**What to produce**
Write out the material exactly, leaving every picture behind.

(Chart and figure data)
⟨

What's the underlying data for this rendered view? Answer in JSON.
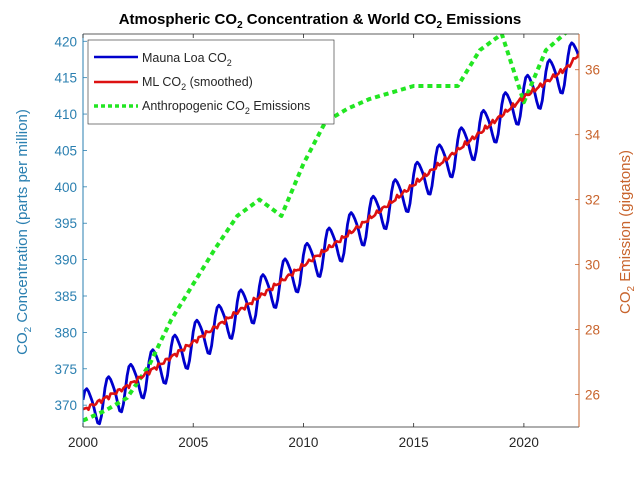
{
  "chart_data": {
    "type": "line",
    "title": {
      "prefix": "Atmospheric CO",
      "sub1": "2",
      "middle": " Concentration & World CO",
      "sub2": "2",
      "suffix": " Emissions"
    },
    "xlabel": "",
    "x_ticks": [
      2000,
      2005,
      2010,
      2015,
      2020
    ],
    "xlim": [
      2000,
      2022.5
    ],
    "left_axis": {
      "label_prefix": "CO",
      "label_sub": "2",
      "label_suffix": " Concentration (parts per million)",
      "color": "#2a7fb0",
      "ylim": [
        367,
        421
      ],
      "ticks": [
        370,
        375,
        380,
        385,
        390,
        395,
        400,
        405,
        410,
        415,
        420
      ]
    },
    "right_axis": {
      "label_prefix": "CO",
      "label_sub": "2",
      "label_suffix": " Emission (gigatons)",
      "color": "#c8642d",
      "ylim": [
        25.0,
        37.1
      ],
      "ticks": [
        26,
        28,
        30,
        32,
        34,
        36
      ]
    },
    "grid": false,
    "legend_position": "top-left",
    "series": [
      {
        "name": "Mauna Loa CO2",
        "legend_prefix": "Mauna Loa CO",
        "legend_sub": "2",
        "legend_suffix": "",
        "axis": "left",
        "color": "#0000cc",
        "style": "solid",
        "description": "monthly, seasonal cycle ~±3.3 ppm around trend",
        "trend_start": 369.7,
        "trend_end": 418.8,
        "seasonal_amplitude": 3.3
      },
      {
        "name": "ML CO2 (smoothed)",
        "legend_prefix": "ML CO",
        "legend_sub": "2",
        "legend_suffix": " (smoothed)",
        "axis": "left",
        "color": "#dd1111",
        "style": "solid",
        "x": [
          2000,
          2002,
          2004,
          2006,
          2008,
          2010,
          2012,
          2014,
          2016,
          2018,
          2020,
          2022,
          2022.5
        ],
        "values": [
          369.3,
          372.6,
          376.6,
          380.7,
          384.9,
          389.2,
          393.4,
          397.9,
          402.7,
          407.4,
          412.3,
          416.5,
          418.3
        ]
      },
      {
        "name": "Anthropogenic CO2 Emissions",
        "legend_prefix": "Anthropogenic CO",
        "legend_sub": "2",
        "legend_suffix": " Emissions",
        "axis": "right",
        "color": "#22e622",
        "style": "dotted",
        "x": [
          2000,
          2001,
          2002,
          2003,
          2004,
          2005,
          2006,
          2007,
          2008,
          2009,
          2010,
          2011,
          2012,
          2013,
          2014,
          2015,
          2016,
          2017,
          2018,
          2019,
          2020,
          2021,
          2022
        ],
        "values": [
          25.2,
          25.5,
          25.9,
          26.9,
          28.3,
          29.4,
          30.5,
          31.5,
          32.0,
          31.5,
          33.1,
          34.4,
          34.8,
          35.1,
          35.3,
          35.5,
          35.5,
          35.5,
          36.6,
          37.1,
          35.0,
          36.6,
          37.2
        ]
      }
    ]
  }
}
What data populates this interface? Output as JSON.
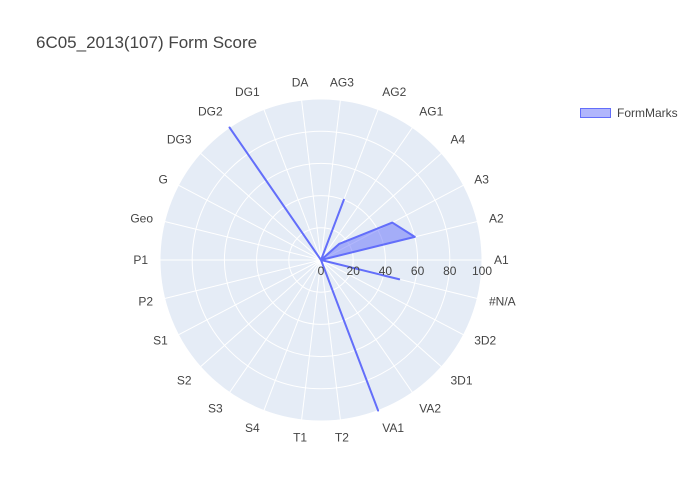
{
  "chart_data": {
    "type": "radar",
    "title": "6C05_2013(107) Form Score",
    "categories": [
      "A1",
      "A2",
      "A3",
      "A4",
      "AG1",
      "AG2",
      "AG3",
      "DA",
      "DG1",
      "DG2",
      "DG3",
      "G",
      "Geo",
      "P1",
      "P2",
      "S1",
      "S2",
      "S3",
      "S4",
      "T1",
      "T2",
      "VA1",
      "VA2",
      "3D1",
      "3D2",
      "#N/A"
    ],
    "radial_ticks": [
      0,
      20,
      40,
      60,
      80,
      100
    ],
    "rlim": [
      0,
      100
    ],
    "series": [
      {
        "name": "FormMarks",
        "values": [
          0,
          60,
          50,
          15,
          0,
          40,
          0,
          0,
          0,
          100,
          0,
          0,
          0,
          0,
          0,
          0,
          0,
          0,
          0,
          0,
          0,
          100,
          0,
          0,
          0,
          50
        ],
        "line_color": "#636efa",
        "fill_color": "rgba(99,110,250,0.5)"
      }
    ],
    "legend_position": "top-right",
    "background_color": "#e5ecf6",
    "grid": true
  }
}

⟩

**Right answer**
What's the underlying data for this rendered view? Answer in JSON.
{
  "chart_data": {
    "type": "line",
    "title": {
      "prefix": "Atmospheric CO",
      "sub1": "2",
      "middle": " Concentration & World CO",
      "sub2": "2",
      "suffix": " Emissions"
    },
    "xlabel": "",
    "x_ticks": [
      2000,
      2005,
      2010,
      2015,
      2020
    ],
    "xlim": [
      2000,
      2022.5
    ],
    "left_axis": {
      "label_prefix": "CO",
      "label_sub": "2",
      "label_suffix": " Concentration (parts per million)",
      "color": "#2a7fb0",
      "ylim": [
        367,
        421
      ],
      "ticks": [
        370,
        375,
        380,
        385,
        390,
        395,
        400,
        405,
        410,
        415,
        420
      ]
    },
    "right_axis": {
      "label_prefix": "CO",
      "label_sub": "2",
      "label_suffix": " Emission (gigatons)",
      "color": "#c8642d",
      "ylim": [
        25.0,
        37.1
      ],
      "ticks": [
        26,
        28,
        30,
        32,
        34,
        36
      ]
    },
    "grid": false,
    "legend_position": "top-left",
    "series": [
      {
        "name": "Mauna Loa CO2",
        "legend_prefix": "Mauna Loa CO",
        "legend_sub": "2",
        "legend_suffix": "",
        "axis": "left",
        "color": "#0000cc",
        "style": "solid",
        "description": "monthly, seasonal cycle ~±3.3 ppm around trend",
        "trend_start": 369.7,
        "trend_end": 418.8,
        "seasonal_amplitude": 3.3
      },
      {
        "name": "ML CO2 (smoothed)",
        "legend_prefix": "ML CO",
        "legend_sub": "2",
        "legend_suffix": " (smoothed)",
        "axis": "left",
        "color": "#dd1111",
        "style": "solid",
        "x": [
          2000,
          2002,
          2004,
          2006,
          2008,
          2010,
          2012,
          2014,
          2016,
          2018,
          2020,
          2022,
          2022.5
        ],
        "values": [
          369.3,
          372.6,
          376.6,
          380.7,
          384.9,
          389.2,
          393.4,
          397.9,
          402.7,
          407.4,
          412.3,
          416.5,
          418.3
        ]
      },
      {
        "name": "Anthropogenic CO2 Emissions",
        "legend_prefix": "Anthropogenic CO",
        "legend_sub": "2",
        "legend_suffix": " Emissions",
        "axis": "right",
        "color": "#22e622",
        "style": "dotted",
        "x": [
          2000,
          2001,
          2002,
          2003,
          2004,
          2005,
          2006,
          2007,
          2008,
          2009,
          2010,
          2011,
          2012,
          2013,
          2014,
          2015,
          2016,
          2017,
          2018,
          2019,
          2020,
          2021,
          2022
        ],
        "values": [
          25.2,
          25.5,
          25.9,
          26.9,
          28.3,
          29.4,
          30.5,
          31.5,
          32.0,
          31.5,
          33.1,
          34.4,
          34.8,
          35.1,
          35.3,
          35.5,
          35.5,
          35.5,
          36.6,
          37.1,
          35.0,
          36.6,
          37.2
        ]
      }
    ]
  }
}
What data populates this interface? Output as JSON.
{
  "chart_data": {
    "type": "radar",
    "title": "6C05_2013(107) Form Score",
    "categories": [
      "A1",
      "A2",
      "A3",
      "A4",
      "AG1",
      "AG2",
      "AG3",
      "DA",
      "DG1",
      "DG2",
      "DG3",
      "G",
      "Geo",
      "P1",
      "P2",
      "S1",
      "S2",
      "S3",
      "S4",
      "T1",
      "T2",
      "VA1",
      "VA2",
      "3D1",
      "3D2",
      "#N/A"
    ],
    "radial_ticks": [
      0,
      20,
      40,
      60,
      80,
      100
    ],
    "rlim": [
      0,
      100
    ],
    "series": [
      {
        "name": "FormMarks",
        "values": [
          0,
          60,
          50,
          15,
          0,
          40,
          0,
          0,
          0,
          100,
          0,
          0,
          0,
          0,
          0,
          0,
          0,
          0,
          0,
          0,
          0,
          100,
          0,
          0,
          0,
          50
        ],
        "line_color": "#636efa",
        "fill_color": "rgba(99,110,250,0.5)"
      }
    ],
    "legend_position": "top-right",
    "background_color": "#e5ecf6",
    "grid": true
  }
}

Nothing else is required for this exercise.